REQUIRED WORK |
Quote every line below exactly and skip any picture.

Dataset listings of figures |
╔══

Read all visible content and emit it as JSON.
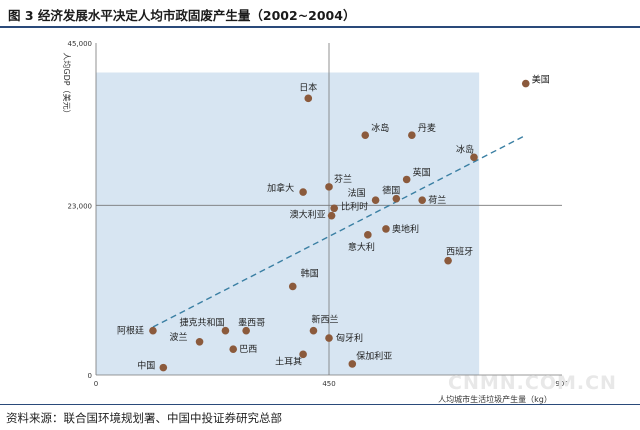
{
  "header": {
    "title": "图 3  经济发展水平决定人均市政固废产生量（2002~2004）"
  },
  "footer": {
    "source": "资料来源：联合国环境规划署、中国中投证券研究总部",
    "watermark": "CNMN.COM.CN"
  },
  "colors": {
    "highlight_region": "#d7e5f2",
    "point_fill": "#8b5a3c",
    "trendline": "#3a7fa3",
    "axis": "#777777"
  },
  "chart_data": {
    "type": "scatter",
    "xlabel": "人均城市生活垃圾产生量（kg）",
    "ylabel": "人均GDP（美元）",
    "xlim": [
      0,
      900
    ],
    "ylim": [
      0,
      45000
    ],
    "x_ticks": [
      "0",
      "450",
      "900"
    ],
    "y_ticks": [
      "0",
      "23,000",
      "45,000"
    ],
    "reference_lines": {
      "x": 450,
      "y": 23000
    },
    "highlight_region": {
      "x": [
        0,
        740
      ],
      "y": [
        0,
        41000
      ]
    },
    "trendline": {
      "x": [
        110,
        830
      ],
      "y": [
        6500,
        32500
      ]
    },
    "points": [
      {
        "name": "美国",
        "x": 830,
        "y": 39500
      },
      {
        "name": "日本",
        "x": 410,
        "y": 37500
      },
      {
        "name": "冰岛",
        "x": 520,
        "y": 32500
      },
      {
        "name": "丹麦",
        "x": 610,
        "y": 32500
      },
      {
        "name": "冰岛",
        "x": 730,
        "y": 29500
      },
      {
        "name": "芬兰",
        "x": 450,
        "y": 25500
      },
      {
        "name": "加拿大",
        "x": 400,
        "y": 24800
      },
      {
        "name": "英国",
        "x": 600,
        "y": 26500
      },
      {
        "name": "法国",
        "x": 540,
        "y": 23700
      },
      {
        "name": "德国",
        "x": 580,
        "y": 23900
      },
      {
        "name": "荷兰",
        "x": 630,
        "y": 23700
      },
      {
        "name": "比利时",
        "x": 460,
        "y": 22600
      },
      {
        "name": "澳大利亚",
        "x": 455,
        "y": 21600
      },
      {
        "name": "奥地利",
        "x": 560,
        "y": 19800
      },
      {
        "name": "意大利",
        "x": 525,
        "y": 19000
      },
      {
        "name": "西班牙",
        "x": 680,
        "y": 15500
      },
      {
        "name": "韩国",
        "x": 380,
        "y": 12000
      },
      {
        "name": "阿根廷",
        "x": 110,
        "y": 6000
      },
      {
        "name": "捷克共和国",
        "x": 250,
        "y": 6000
      },
      {
        "name": "墨西哥",
        "x": 290,
        "y": 6000
      },
      {
        "name": "新西兰",
        "x": 420,
        "y": 6000
      },
      {
        "name": "匈牙利",
        "x": 450,
        "y": 5000
      },
      {
        "name": "波兰",
        "x": 200,
        "y": 4500
      },
      {
        "name": "巴西",
        "x": 265,
        "y": 3500
      },
      {
        "name": "土耳其",
        "x": 400,
        "y": 2800
      },
      {
        "name": "保加利亚",
        "x": 495,
        "y": 1500
      },
      {
        "name": "中国",
        "x": 130,
        "y": 1000
      }
    ]
  }
}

╚══

FINAL ANSWER |
Read all visible content and emit it as JSON.
{
  "header": {
    "title": "图 3  经济发展水平决定人均市政固废产生量（2002~2004）"
  },
  "footer": {
    "source": "资料来源：联合国环境规划署、中国中投证券研究总部",
    "watermark": "CNMN.COM.CN"
  },
  "colors": {
    "highlight_region": "#d7e5f2",
    "point_fill": "#8b5a3c",
    "trendline": "#3a7fa3",
    "axis": "#777777"
  },
  "chart_data": {
    "type": "scatter",
    "xlabel": "人均城市生活垃圾产生量（kg）",
    "ylabel": "人均GDP（美元）",
    "xlim": [
      0,
      900
    ],
    "ylim": [
      0,
      45000
    ],
    "x_ticks": [
      "0",
      "450",
      "900"
    ],
    "y_ticks": [
      "0",
      "23,000",
      "45,000"
    ],
    "reference_lines": {
      "x": 450,
      "y": 23000
    },
    "highlight_region": {
      "x": [
        0,
        740
      ],
      "y": [
        0,
        41000
      ]
    },
    "trendline": {
      "x": [
        110,
        830
      ],
      "y": [
        6500,
        32500
      ]
    },
    "points": [
      {
        "name": "美国",
        "x": 830,
        "y": 39500
      },
      {
        "name": "日本",
        "x": 410,
        "y": 37500
      },
      {
        "name": "冰岛",
        "x": 520,
        "y": 32500
      },
      {
        "name": "丹麦",
        "x": 610,
        "y": 32500
      },
      {
        "name": "冰岛",
        "x": 730,
        "y": 29500
      },
      {
        "name": "芬兰",
        "x": 450,
        "y": 25500
      },
      {
        "name": "加拿大",
        "x": 400,
        "y": 24800
      },
      {
        "name": "英国",
        "x": 600,
        "y": 26500
      },
      {
        "name": "法国",
        "x": 540,
        "y": 23700
      },
      {
        "name": "德国",
        "x": 580,
        "y": 23900
      },
      {
        "name": "荷兰",
        "x": 630,
        "y": 23700
      },
      {
        "name": "比利时",
        "x": 460,
        "y": 22600
      },
      {
        "name": "澳大利亚",
        "x": 455,
        "y": 21600
      },
      {
        "name": "奥地利",
        "x": 560,
        "y": 19800
      },
      {
        "name": "意大利",
        "x": 525,
        "y": 19000
      },
      {
        "name": "西班牙",
        "x": 680,
        "y": 15500
      },
      {
        "name": "韩国",
        "x": 380,
        "y": 12000
      },
      {
        "name": "阿根廷",
        "x": 110,
        "y": 6000
      },
      {
        "name": "捷克共和国",
        "x": 250,
        "y": 6000
      },
      {
        "name": "墨西哥",
        "x": 290,
        "y": 6000
      },
      {
        "name": "新西兰",
        "x": 420,
        "y": 6000
      },
      {
        "name": "匈牙利",
        "x": 450,
        "y": 5000
      },
      {
        "name": "波兰",
        "x": 200,
        "y": 4500
      },
      {
        "name": "巴西",
        "x": 265,
        "y": 3500
      },
      {
        "name": "土耳其",
        "x": 400,
        "y": 2800
      },
      {
        "name": "保加利亚",
        "x": 495,
        "y": 1500
      },
      {
        "name": "中国",
        "x": 130,
        "y": 1000
      }
    ]
  }
}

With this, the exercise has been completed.